§ **Data to process**:

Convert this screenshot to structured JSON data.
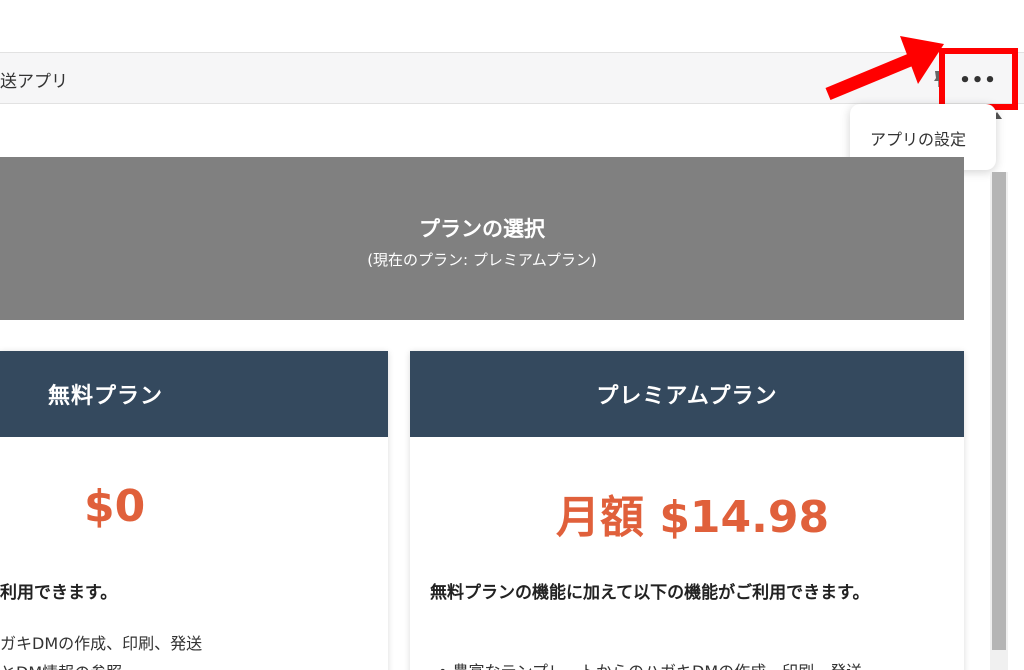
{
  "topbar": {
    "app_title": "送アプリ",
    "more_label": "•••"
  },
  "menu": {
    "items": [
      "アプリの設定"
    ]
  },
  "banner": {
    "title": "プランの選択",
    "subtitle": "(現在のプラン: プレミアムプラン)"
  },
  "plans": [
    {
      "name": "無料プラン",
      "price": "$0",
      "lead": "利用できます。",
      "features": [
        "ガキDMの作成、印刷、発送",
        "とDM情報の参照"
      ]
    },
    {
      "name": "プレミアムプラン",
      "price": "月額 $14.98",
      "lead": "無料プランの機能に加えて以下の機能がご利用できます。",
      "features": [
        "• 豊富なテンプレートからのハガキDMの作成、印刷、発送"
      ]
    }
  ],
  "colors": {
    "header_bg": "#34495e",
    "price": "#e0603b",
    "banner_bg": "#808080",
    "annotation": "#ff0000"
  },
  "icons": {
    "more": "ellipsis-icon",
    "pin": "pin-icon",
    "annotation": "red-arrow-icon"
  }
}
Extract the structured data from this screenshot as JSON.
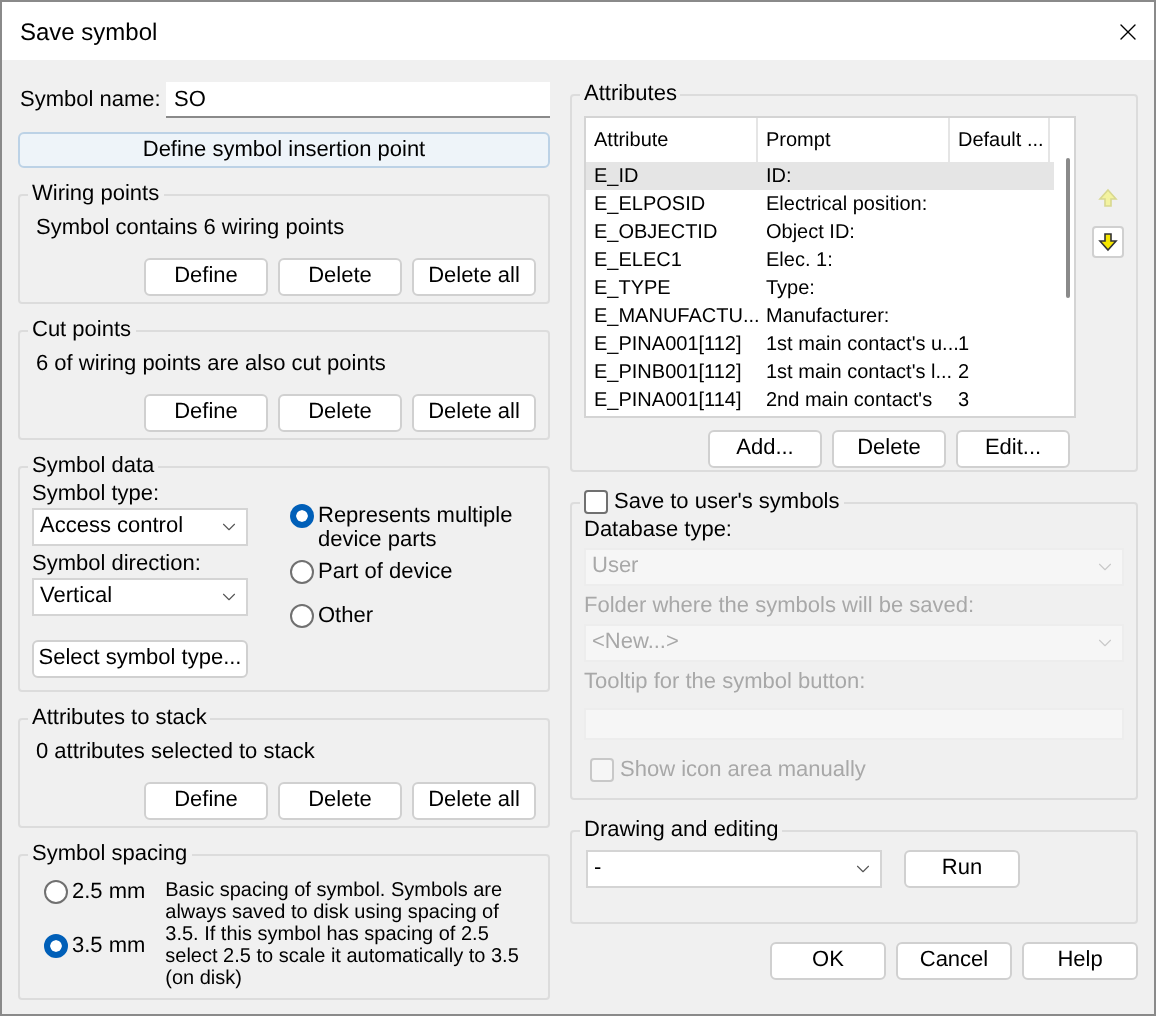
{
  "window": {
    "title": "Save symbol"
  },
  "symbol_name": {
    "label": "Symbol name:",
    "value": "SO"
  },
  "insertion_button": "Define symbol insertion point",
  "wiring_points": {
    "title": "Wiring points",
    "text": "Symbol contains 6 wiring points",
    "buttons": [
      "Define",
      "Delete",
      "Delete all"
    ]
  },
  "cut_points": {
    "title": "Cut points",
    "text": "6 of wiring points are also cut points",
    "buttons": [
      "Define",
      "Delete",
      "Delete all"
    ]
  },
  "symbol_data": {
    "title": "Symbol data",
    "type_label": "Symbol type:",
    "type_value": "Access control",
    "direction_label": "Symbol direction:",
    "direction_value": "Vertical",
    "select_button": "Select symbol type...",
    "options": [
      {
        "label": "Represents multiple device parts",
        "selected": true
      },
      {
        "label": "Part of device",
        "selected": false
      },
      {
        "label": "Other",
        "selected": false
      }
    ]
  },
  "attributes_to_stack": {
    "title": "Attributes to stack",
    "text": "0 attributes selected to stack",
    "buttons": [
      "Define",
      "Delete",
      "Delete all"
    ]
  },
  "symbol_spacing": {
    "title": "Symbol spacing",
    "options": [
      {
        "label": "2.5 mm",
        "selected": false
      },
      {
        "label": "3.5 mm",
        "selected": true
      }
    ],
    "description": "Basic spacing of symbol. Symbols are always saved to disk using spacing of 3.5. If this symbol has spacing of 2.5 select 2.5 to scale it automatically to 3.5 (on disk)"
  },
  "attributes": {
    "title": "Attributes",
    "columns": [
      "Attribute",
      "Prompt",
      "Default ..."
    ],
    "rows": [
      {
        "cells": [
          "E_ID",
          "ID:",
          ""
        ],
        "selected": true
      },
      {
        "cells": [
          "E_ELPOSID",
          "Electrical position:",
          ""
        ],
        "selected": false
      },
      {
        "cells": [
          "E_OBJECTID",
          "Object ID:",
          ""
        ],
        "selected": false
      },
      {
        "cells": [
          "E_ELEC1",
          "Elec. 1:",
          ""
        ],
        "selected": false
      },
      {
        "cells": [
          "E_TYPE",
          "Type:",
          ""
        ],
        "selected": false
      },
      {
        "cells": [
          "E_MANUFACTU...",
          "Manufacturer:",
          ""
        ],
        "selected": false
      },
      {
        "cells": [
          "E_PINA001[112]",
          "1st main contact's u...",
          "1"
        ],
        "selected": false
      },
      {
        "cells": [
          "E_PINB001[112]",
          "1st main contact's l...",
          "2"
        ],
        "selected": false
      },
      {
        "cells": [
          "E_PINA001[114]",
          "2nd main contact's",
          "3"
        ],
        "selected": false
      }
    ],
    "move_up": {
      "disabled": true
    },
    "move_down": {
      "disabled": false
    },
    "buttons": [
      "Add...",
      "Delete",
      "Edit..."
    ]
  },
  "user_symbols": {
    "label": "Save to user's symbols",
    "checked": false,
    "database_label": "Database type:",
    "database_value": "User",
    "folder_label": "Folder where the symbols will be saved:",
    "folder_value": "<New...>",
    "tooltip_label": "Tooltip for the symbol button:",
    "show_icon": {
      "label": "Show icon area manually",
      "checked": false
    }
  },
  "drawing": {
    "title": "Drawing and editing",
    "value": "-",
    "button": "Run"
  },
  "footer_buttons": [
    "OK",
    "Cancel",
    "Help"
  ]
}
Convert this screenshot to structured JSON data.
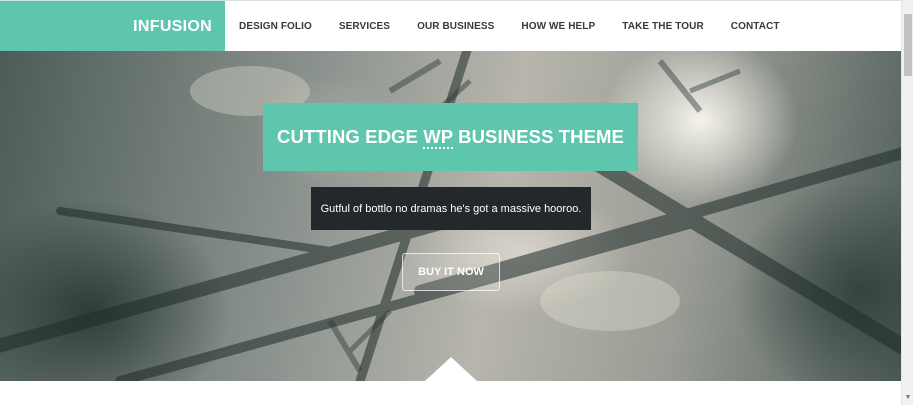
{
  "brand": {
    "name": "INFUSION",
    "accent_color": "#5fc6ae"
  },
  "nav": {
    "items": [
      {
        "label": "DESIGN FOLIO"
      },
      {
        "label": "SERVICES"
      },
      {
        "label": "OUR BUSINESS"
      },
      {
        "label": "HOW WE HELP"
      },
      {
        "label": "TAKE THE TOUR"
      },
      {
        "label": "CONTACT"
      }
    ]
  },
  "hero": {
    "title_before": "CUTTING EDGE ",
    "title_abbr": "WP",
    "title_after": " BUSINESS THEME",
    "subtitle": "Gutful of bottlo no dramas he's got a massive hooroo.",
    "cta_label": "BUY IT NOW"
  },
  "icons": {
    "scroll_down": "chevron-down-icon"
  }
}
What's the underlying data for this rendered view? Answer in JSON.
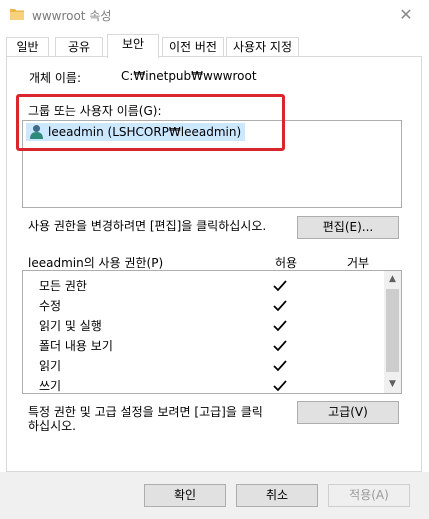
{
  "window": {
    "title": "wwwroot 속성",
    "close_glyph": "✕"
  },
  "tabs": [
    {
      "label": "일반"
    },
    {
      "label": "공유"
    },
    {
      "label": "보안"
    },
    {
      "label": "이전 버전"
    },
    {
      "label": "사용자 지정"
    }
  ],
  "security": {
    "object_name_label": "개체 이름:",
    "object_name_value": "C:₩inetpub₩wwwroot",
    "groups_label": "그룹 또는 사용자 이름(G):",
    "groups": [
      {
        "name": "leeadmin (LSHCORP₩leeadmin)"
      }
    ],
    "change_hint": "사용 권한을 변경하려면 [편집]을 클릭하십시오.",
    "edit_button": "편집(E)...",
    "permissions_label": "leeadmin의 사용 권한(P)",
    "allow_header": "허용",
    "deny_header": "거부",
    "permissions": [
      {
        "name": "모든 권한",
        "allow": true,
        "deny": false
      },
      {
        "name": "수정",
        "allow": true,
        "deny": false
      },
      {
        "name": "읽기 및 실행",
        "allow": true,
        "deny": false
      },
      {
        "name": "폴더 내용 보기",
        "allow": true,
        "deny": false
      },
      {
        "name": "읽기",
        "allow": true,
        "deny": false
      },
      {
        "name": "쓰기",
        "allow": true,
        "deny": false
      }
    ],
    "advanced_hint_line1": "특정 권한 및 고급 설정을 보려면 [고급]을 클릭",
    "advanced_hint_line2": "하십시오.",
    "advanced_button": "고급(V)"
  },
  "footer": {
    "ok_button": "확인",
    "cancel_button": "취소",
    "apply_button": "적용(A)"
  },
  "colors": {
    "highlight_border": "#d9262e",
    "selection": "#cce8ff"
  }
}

§ **What is expected**: Go over the data above and copy every line that has the word "BUSINESS" in it.

§ **Reply**:
        "label": "OUR BUSINESS"
    "title_after": " BUSINESS THEME",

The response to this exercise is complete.